■ Work instructions:
Pictures do not belong in the copy. Return all of the entries exactly.

■ Stored data:

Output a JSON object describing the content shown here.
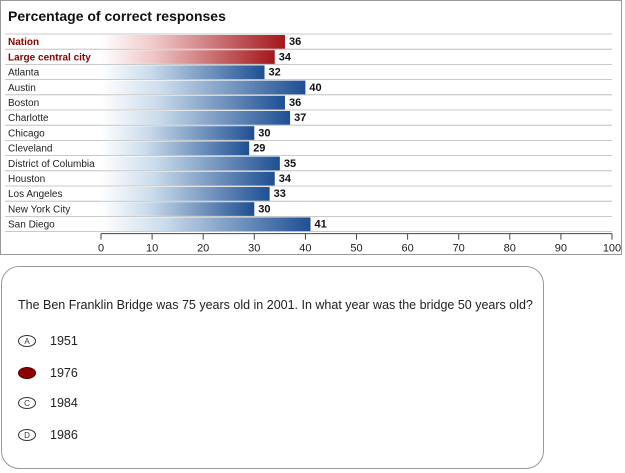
{
  "chart_data": {
    "type": "bar",
    "orientation": "horizontal",
    "title": "Percentage of correct responses",
    "categories": [
      "Nation",
      "Large central city",
      "Atlanta",
      "Austin",
      "Boston",
      "Charlotte",
      "Chicago",
      "Cleveland",
      "District of Columbia",
      "Houston",
      "Los Angeles",
      "New York City",
      "San Diego"
    ],
    "values": [
      36,
      34,
      32,
      40,
      36,
      37,
      30,
      29,
      35,
      34,
      33,
      30,
      41
    ],
    "highlighted_categories": [
      "Nation",
      "Large central city"
    ],
    "xlim": [
      0,
      100
    ],
    "xticks": [
      "0",
      "10",
      "20",
      "30",
      "40",
      "50",
      "60",
      "70",
      "80",
      "90",
      "100"
    ],
    "grid": true,
    "colors": {
      "highlight": "#a3161b",
      "default": "#1e4f93",
      "highlight_text": "#8b0000"
    }
  },
  "question": {
    "text": "The Ben Franklin Bridge was 75 years old in 2001. In what year was the bridge 50 years old?",
    "choices": [
      {
        "letter": "A",
        "label": "1951",
        "selected": false
      },
      {
        "letter": "B",
        "label": "1976",
        "selected": true
      },
      {
        "letter": "C",
        "label": "1984",
        "selected": false
      },
      {
        "letter": "D",
        "label": "1986",
        "selected": false
      }
    ]
  }
}
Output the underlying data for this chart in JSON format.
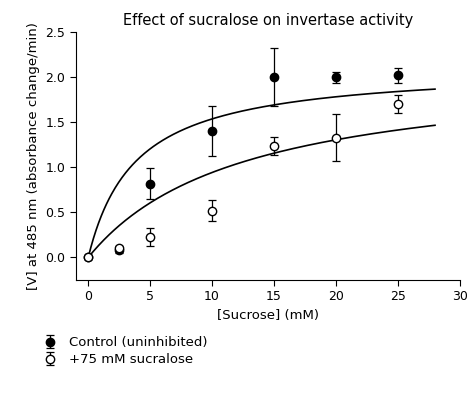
{
  "title": "Effect of sucralose on invertase activity",
  "xlabel": "[Sucrose] (mM)",
  "ylabel": "[V] at 485 nm (absorbance change/min)",
  "xlim": [
    -1,
    30
  ],
  "ylim": [
    -0.25,
    2.5
  ],
  "xticks": [
    0,
    5,
    10,
    15,
    20,
    25,
    30
  ],
  "yticks": [
    0.0,
    0.5,
    1.0,
    1.5,
    2.0,
    2.5
  ],
  "control_x": [
    0,
    2.5,
    5,
    10,
    15,
    20,
    25
  ],
  "control_y": [
    0.0,
    0.08,
    0.82,
    1.4,
    2.0,
    2.0,
    2.02
  ],
  "control_yerr": [
    0.02,
    0.03,
    0.17,
    0.28,
    0.32,
    0.06,
    0.08
  ],
  "sucralose_x": [
    0,
    2.5,
    5,
    10,
    15,
    20,
    25
  ],
  "sucralose_y": [
    0.0,
    0.1,
    0.23,
    0.52,
    1.24,
    1.33,
    1.7
  ],
  "sucralose_yerr": [
    0.02,
    0.03,
    0.1,
    0.12,
    0.1,
    0.26,
    0.1
  ],
  "Vmax_control": 2.12,
  "Km_control": 3.8,
  "Vmax_sucralose": 2.12,
  "Km_sucralose": 12.5,
  "background_color": "#ffffff",
  "line_color": "#000000",
  "legend_labels": [
    "Control (uninhibited)",
    "+75 mM sucralose"
  ],
  "title_fontsize": 10.5,
  "label_fontsize": 9.5,
  "tick_fontsize": 9,
  "legend_fontsize": 9.5
}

■ Task solution:
Output a JSON object describing the content shown here.
{
  "chart_data": {
    "type": "bar",
    "orientation": "horizontal",
    "title": "Percentage of correct responses",
    "categories": [
      "Nation",
      "Large central city",
      "Atlanta",
      "Austin",
      "Boston",
      "Charlotte",
      "Chicago",
      "Cleveland",
      "District of Columbia",
      "Houston",
      "Los Angeles",
      "New York City",
      "San Diego"
    ],
    "values": [
      36,
      34,
      32,
      40,
      36,
      37,
      30,
      29,
      35,
      34,
      33,
      30,
      41
    ],
    "highlighted_categories": [
      "Nation",
      "Large central city"
    ],
    "xlim": [
      0,
      100
    ],
    "xticks": [
      "0",
      "10",
      "20",
      "30",
      "40",
      "50",
      "60",
      "70",
      "80",
      "90",
      "100"
    ],
    "grid": true,
    "colors": {
      "highlight": "#a3161b",
      "default": "#1e4f93",
      "highlight_text": "#8b0000"
    }
  },
  "question": {
    "text": "The Ben Franklin Bridge was 75 years old in 2001. In what year was the bridge 50 years old?",
    "choices": [
      {
        "letter": "A",
        "label": "1951",
        "selected": false
      },
      {
        "letter": "B",
        "label": "1976",
        "selected": true
      },
      {
        "letter": "C",
        "label": "1984",
        "selected": false
      },
      {
        "letter": "D",
        "label": "1986",
        "selected": false
      }
    ]
  }
}
Output the underlying data for this chart in JSON format.
{
  "title": "Effect of sucralose on invertase activity",
  "xlabel": "[Sucrose] (mM)",
  "ylabel": "[V] at 485 nm (absorbance change/min)",
  "xlim": [
    -1,
    30
  ],
  "ylim": [
    -0.25,
    2.5
  ],
  "xticks": [
    0,
    5,
    10,
    15,
    20,
    25,
    30
  ],
  "yticks": [
    0.0,
    0.5,
    1.0,
    1.5,
    2.0,
    2.5
  ],
  "control_x": [
    0,
    2.5,
    5,
    10,
    15,
    20,
    25
  ],
  "control_y": [
    0.0,
    0.08,
    0.82,
    1.4,
    2.0,
    2.0,
    2.02
  ],
  "control_yerr": [
    0.02,
    0.03,
    0.17,
    0.28,
    0.32,
    0.06,
    0.08
  ],
  "sucralose_x": [
    0,
    2.5,
    5,
    10,
    15,
    20,
    25
  ],
  "sucralose_y": [
    0.0,
    0.1,
    0.23,
    0.52,
    1.24,
    1.33,
    1.7
  ],
  "sucralose_yerr": [
    0.02,
    0.03,
    0.1,
    0.12,
    0.1,
    0.26,
    0.1
  ],
  "Vmax_control": 2.12,
  "Km_control": 3.8,
  "Vmax_sucralose": 2.12,
  "Km_sucralose": 12.5,
  "background_color": "#ffffff",
  "line_color": "#000000",
  "legend_labels": [
    "Control (uninhibited)",
    "+75 mM sucralose"
  ],
  "title_fontsize": 10.5,
  "label_fontsize": 9.5,
  "tick_fontsize": 9,
  "legend_fontsize": 9.5
}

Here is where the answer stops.